**Written exercise:**
Look through the lines below and extract each one that contains "them".

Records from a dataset

┄┄┄┄┄┄┄┄┄┄┄┄┄┄┄┄┄┄┄┄

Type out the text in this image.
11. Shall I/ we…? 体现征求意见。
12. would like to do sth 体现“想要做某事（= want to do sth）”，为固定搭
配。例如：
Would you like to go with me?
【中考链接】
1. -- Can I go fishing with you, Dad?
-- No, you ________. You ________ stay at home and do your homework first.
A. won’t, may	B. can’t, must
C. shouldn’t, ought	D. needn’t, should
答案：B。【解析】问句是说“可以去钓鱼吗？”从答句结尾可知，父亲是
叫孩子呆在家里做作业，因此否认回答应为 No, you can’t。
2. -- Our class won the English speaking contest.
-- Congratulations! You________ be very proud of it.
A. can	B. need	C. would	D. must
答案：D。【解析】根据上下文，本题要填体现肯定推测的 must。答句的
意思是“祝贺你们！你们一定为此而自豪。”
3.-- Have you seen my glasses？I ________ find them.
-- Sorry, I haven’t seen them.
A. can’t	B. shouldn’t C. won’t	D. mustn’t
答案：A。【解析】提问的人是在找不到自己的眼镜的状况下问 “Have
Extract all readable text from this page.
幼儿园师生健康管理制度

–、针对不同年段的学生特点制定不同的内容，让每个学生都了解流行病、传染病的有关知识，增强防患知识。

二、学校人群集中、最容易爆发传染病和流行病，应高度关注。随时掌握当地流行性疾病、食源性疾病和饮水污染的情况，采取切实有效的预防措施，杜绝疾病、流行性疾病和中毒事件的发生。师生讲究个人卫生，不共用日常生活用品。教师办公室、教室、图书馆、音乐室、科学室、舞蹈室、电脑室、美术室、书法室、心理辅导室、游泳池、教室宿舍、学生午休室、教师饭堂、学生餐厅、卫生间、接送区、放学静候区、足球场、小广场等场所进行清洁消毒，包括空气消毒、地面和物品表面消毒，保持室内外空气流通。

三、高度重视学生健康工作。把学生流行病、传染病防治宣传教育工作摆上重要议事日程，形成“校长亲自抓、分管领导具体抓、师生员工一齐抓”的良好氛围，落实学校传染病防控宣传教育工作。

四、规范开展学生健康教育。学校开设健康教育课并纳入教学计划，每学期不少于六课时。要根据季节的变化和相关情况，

┄┄┄┄┄┄┄┄┄┄┄┄┄┄┄┄┄┄┄┄

**Expected answer:**
3.-- Have you seen my glasses？I ________ find them.
-- Sorry, I haven’t seen them.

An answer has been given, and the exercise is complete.